**Dataset content**
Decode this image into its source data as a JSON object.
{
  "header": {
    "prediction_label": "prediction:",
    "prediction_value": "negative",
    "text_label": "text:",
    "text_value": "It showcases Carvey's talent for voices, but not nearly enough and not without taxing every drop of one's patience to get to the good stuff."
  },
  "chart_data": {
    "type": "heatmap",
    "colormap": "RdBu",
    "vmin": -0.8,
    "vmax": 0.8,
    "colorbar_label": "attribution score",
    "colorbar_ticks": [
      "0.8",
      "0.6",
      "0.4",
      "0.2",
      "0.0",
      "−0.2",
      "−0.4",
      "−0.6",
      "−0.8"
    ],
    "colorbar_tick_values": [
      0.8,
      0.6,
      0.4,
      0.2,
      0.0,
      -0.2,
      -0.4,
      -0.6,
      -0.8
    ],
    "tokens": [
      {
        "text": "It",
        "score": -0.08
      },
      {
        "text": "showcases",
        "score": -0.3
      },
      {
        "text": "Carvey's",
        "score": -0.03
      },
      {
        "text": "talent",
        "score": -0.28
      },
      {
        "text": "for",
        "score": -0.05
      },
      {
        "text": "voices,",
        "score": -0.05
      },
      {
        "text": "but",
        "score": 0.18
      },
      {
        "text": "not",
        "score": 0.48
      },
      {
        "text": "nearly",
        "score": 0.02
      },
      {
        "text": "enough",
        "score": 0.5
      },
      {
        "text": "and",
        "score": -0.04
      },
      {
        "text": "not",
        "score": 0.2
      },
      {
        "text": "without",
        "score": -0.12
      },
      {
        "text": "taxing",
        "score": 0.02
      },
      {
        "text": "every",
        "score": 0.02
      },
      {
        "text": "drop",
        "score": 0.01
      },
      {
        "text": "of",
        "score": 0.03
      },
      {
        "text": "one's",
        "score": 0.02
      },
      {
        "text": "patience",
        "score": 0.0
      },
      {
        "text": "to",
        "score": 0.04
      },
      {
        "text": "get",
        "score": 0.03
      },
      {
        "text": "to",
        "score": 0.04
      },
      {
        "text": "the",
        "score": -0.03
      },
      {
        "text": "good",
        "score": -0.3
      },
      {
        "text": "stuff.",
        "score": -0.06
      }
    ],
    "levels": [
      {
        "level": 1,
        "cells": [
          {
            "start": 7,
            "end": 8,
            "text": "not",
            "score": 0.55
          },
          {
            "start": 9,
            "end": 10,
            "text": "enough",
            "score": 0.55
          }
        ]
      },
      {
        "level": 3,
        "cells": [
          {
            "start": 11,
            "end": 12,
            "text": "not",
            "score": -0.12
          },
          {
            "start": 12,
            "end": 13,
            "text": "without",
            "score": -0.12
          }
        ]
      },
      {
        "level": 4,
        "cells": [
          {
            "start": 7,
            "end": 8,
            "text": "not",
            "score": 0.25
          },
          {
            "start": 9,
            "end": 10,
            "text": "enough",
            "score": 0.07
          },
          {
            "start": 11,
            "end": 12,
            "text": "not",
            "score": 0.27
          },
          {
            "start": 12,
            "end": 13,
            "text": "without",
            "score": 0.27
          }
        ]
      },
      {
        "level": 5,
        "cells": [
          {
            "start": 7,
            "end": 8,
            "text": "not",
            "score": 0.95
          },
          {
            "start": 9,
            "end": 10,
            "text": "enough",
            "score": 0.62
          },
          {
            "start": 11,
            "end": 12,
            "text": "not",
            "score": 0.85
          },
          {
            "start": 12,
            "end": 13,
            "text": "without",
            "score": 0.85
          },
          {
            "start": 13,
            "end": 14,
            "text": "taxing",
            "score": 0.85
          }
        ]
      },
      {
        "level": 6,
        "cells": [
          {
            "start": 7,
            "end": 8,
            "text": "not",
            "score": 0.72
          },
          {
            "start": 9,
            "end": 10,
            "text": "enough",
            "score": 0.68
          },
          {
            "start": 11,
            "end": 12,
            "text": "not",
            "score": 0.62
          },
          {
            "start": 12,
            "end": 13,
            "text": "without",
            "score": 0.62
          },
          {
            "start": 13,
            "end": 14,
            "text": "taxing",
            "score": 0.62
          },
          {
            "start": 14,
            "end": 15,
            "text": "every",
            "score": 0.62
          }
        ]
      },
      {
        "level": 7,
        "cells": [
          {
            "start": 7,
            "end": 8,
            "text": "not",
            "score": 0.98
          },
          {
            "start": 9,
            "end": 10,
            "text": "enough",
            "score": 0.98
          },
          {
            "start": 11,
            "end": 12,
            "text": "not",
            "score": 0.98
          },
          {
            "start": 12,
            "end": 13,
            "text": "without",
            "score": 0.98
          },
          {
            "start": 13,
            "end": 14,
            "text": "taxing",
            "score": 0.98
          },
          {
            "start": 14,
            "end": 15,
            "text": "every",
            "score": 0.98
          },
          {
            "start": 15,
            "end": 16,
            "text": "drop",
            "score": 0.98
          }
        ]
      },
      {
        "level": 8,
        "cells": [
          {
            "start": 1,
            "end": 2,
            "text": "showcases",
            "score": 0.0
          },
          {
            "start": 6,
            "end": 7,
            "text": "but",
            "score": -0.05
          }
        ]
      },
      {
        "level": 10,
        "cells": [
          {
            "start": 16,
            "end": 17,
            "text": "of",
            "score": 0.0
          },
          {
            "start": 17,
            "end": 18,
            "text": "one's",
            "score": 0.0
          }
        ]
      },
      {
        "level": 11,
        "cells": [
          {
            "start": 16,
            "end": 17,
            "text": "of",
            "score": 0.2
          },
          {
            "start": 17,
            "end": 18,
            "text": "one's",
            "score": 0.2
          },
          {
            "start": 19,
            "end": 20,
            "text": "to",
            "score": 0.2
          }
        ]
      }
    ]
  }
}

**Stated problem**
Repeat each record exactly. Omit nothing.

**Exercise solution**
Decode this image into its source data as a JSON object.
{
  "header": {
    "prediction_label": "prediction:",
    "prediction_value": "negative",
    "text_label": "text:",
    "text_value": "It showcases Carvey's talent for voices, but not nearly enough and not without taxing every drop of one's patience to get to the good stuff."
  },
  "chart_data": {
    "type": "heatmap",
    "colormap": "RdBu",
    "vmin": -0.8,
    "vmax": 0.8,
    "colorbar_label": "attribution score",
    "colorbar_ticks": [
      "0.8",
      "0.6",
      "0.4",
      "0.2",
      "0.0",
      "−0.2",
      "−0.4",
      "−0.6",
      "−0.8"
    ],
    "colorbar_tick_values": [
      0.8,
      0.6,
      0.4,
      0.2,
      0.0,
      -0.2,
      -0.4,
      -0.6,
      -0.8
    ],
    "tokens": [
      {
        "text": "It",
        "score": -0.08
      },
      {
        "text": "showcases",
        "score": -0.3
      },
      {
        "text": "Carvey's",
        "score": -0.03
      },
      {
        "text": "talent",
        "score": -0.28
      },
      {
        "text": "for",
        "score": -0.05
      },
      {
        "text": "voices,",
        "score": -0.05
      },
      {
        "text": "but",
        "score": 0.18
      },
      {
        "text": "not",
        "score": 0.48
      },
      {
        "text": "nearly",
        "score": 0.02
      },
      {
        "text": "enough",
        "score": 0.5
      },
      {
        "text": "and",
        "score": -0.04
      },
      {
        "text": "not",
        "score": 0.2
      },
      {
        "text": "without",
        "score": -0.12
      },
      {
        "text": "taxing",
        "score": 0.02
      },
      {
        "text": "every",
        "score": 0.02
      },
      {
        "text": "drop",
        "score": 0.01
      },
      {
        "text": "of",
        "score": 0.03
      },
      {
        "text": "one's",
        "score": 0.02
      },
      {
        "text": "patience",
        "score": 0.0
      },
      {
        "text": "to",
        "score": 0.04
      },
      {
        "text": "get",
        "score": 0.03
      },
      {
        "text": "to",
        "score": 0.04
      },
      {
        "text": "the",
        "score": -0.03
      },
      {
        "text": "good",
        "score": -0.3
      },
      {
        "text": "stuff.",
        "score": -0.06
      }
    ],
    "levels": [
      {
        "level": 1,
        "cells": [
          {
            "start": 7,
            "end": 8,
            "text": "not",
            "score": 0.55
          },
          {
            "start": 9,
            "end": 10,
            "text": "enough",
            "score": 0.55
          }
        ]
      },
      {
        "level": 3,
        "cells": [
          {
            "start": 11,
            "end": 12,
            "text": "not",
            "score": -0.12
          },
          {
            "start": 12,
            "end": 13,
            "text": "without",
            "score": -0.12
          }
        ]
      },
      {
        "level": 4,
        "cells": [
          {
            "start": 7,
            "end": 8,
            "text": "not",
            "score": 0.25
          },
          {
            "start": 9,
            "end": 10,
            "text": "enough",
            "score": 0.07
          },
          {
            "start": 11,
            "end": 12,
            "text": "not",
            "score": 0.27
          },
          {
            "start": 12,
            "end": 13,
            "text": "without",
            "score": 0.27
          }
        ]
      },
      {
        "level": 5,
        "cells": [
          {
            "start": 7,
            "end": 8,
            "text": "not",
            "score": 0.95
          },
          {
            "start": 9,
            "end": 10,
            "text": "enough",
            "score": 0.62
          },
          {
            "start": 11,
            "end": 12,
            "text": "not",
            "score": 0.85
          },
          {
            "start": 12,
            "end": 13,
            "text": "without",
            "score": 0.85
          },
          {
            "start": 13,
            "end": 14,
            "text": "taxing",
            "score": 0.85
          }
        ]
      },
      {
        "level": 6,
        "cells": [
          {
            "start": 7,
            "end": 8,
            "text": "not",
            "score": 0.72
          },
          {
            "start": 9,
            "end": 10,
            "text": "enough",
            "score": 0.68
          },
          {
            "start": 11,
            "end": 12,
            "text": "not",
            "score": 0.62
          },
          {
            "start": 12,
            "end": 13,
            "text": "without",
            "score": 0.62
          },
          {
            "start": 13,
            "end": 14,
            "text": "taxing",
            "score": 0.62
          },
          {
            "start": 14,
            "end": 15,
            "text": "every",
            "score": 0.62
          }
        ]
      },
      {
        "level": 7,
        "cells": [
          {
            "start": 7,
            "end": 8,
            "text": "not",
            "score": 0.98
          },
          {
            "start": 9,
            "end": 10,
            "text": "enough",
            "score": 0.98
          },
          {
            "start": 11,
            "end": 12,
            "text": "not",
            "score": 0.98
          },
          {
            "start": 12,
            "end": 13,
            "text": "without",
            "score": 0.98
          },
          {
            "start": 13,
            "end": 14,
            "text": "taxing",
            "score": 0.98
          },
          {
            "start": 14,
            "end": 15,
            "text": "every",
            "score": 0.98
          },
          {
            "start": 15,
            "end": 16,
            "text": "drop",
            "score": 0.98
          }
        ]
      },
      {
        "level": 8,
        "cells": [
          {
            "start": 1,
            "end": 2,
            "text": "showcases",
            "score": 0.0
          },
          {
            "start": 6,
            "end": 7,
            "text": "but",
            "score": -0.05
          }
        ]
      },
      {
        "level": 10,
        "cells": [
          {
            "start": 16,
            "end": 17,
            "text": "of",
            "score": 0.0
          },
          {
            "start": 17,
            "end": 18,
            "text": "one's",
            "score": 0.0
          }
        ]
      },
      {
        "level": 11,
        "cells": [
          {
            "start": 16,
            "end": 17,
            "text": "of",
            "score": 0.2
          },
          {
            "start": 17,
            "end": 18,
            "text": "one's",
            "score": 0.2
          },
          {
            "start": 19,
            "end": 20,
            "text": "to",
            "score": 0.2
          }
        ]
      }
    ]
  }
}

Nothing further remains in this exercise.